Brief |
Copy the material that follows word for word and omit its pictures.
════════════════
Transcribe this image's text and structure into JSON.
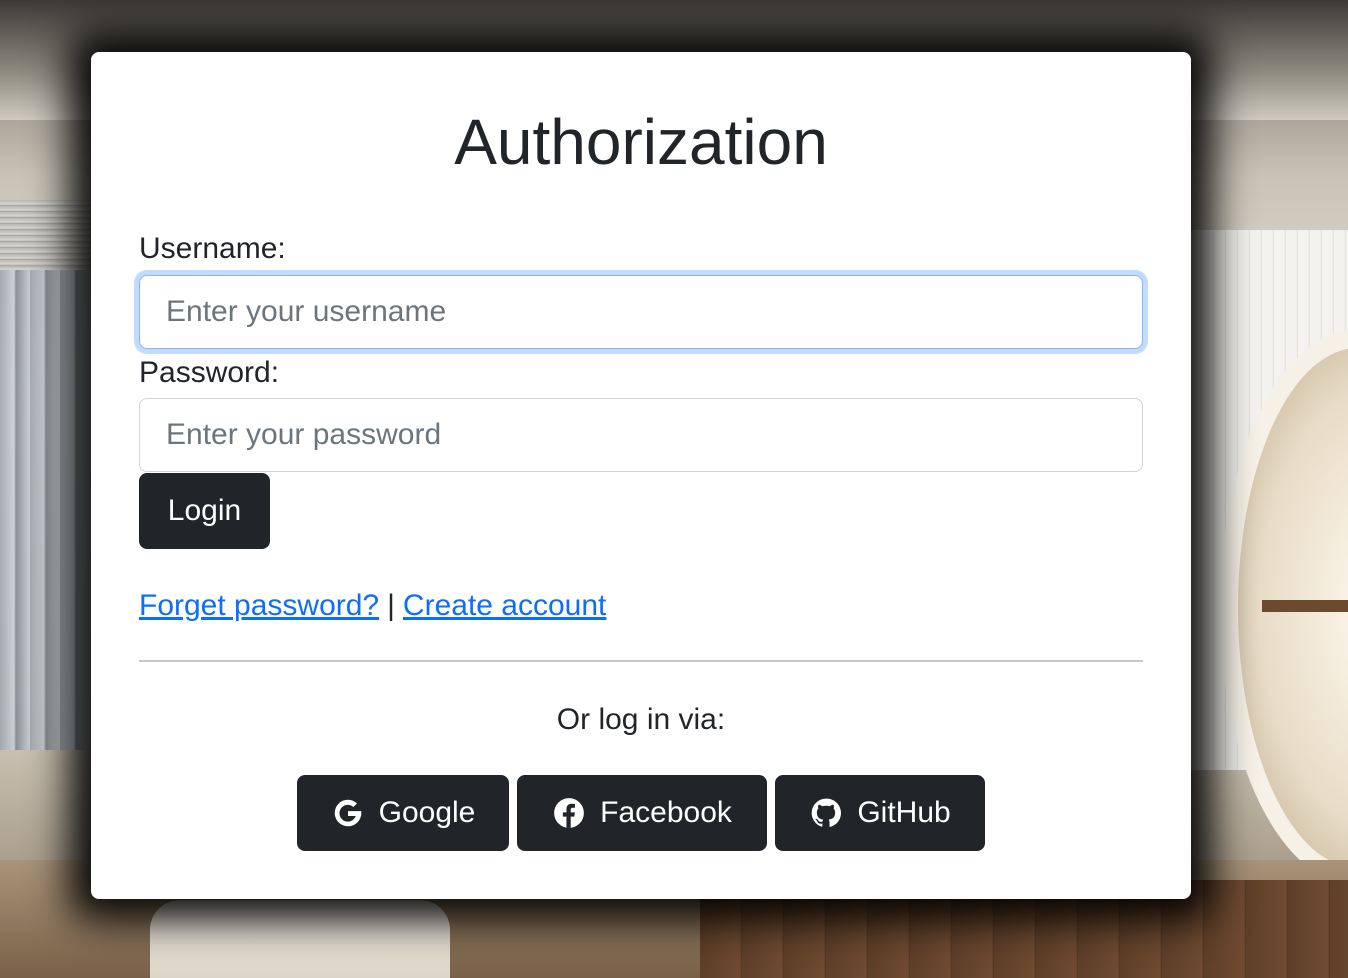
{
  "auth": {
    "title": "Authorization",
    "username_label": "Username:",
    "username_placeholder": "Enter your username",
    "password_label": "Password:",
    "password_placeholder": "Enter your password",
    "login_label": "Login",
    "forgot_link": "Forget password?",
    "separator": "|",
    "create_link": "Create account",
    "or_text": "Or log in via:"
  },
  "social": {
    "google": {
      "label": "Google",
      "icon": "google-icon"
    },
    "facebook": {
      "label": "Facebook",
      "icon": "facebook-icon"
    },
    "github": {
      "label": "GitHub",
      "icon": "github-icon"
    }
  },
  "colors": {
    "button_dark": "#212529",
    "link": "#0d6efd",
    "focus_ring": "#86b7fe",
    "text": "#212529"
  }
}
════════════════
Solution |
Transcribe this image's text and structure into JSON.
{
  "auth": {
    "title": "Authorization",
    "username_label": "Username:",
    "username_placeholder": "Enter your username",
    "password_label": "Password:",
    "password_placeholder": "Enter your password",
    "login_label": "Login",
    "forgot_link": "Forget password?",
    "separator": "|",
    "create_link": "Create account",
    "or_text": "Or log in via:"
  },
  "social": {
    "google": {
      "label": "Google",
      "icon": "google-icon"
    },
    "facebook": {
      "label": "Facebook",
      "icon": "facebook-icon"
    },
    "github": {
      "label": "GitHub",
      "icon": "github-icon"
    }
  },
  "colors": {
    "button_dark": "#212529",
    "link": "#0d6efd",
    "focus_ring": "#86b7fe",
    "text": "#212529"
  }
}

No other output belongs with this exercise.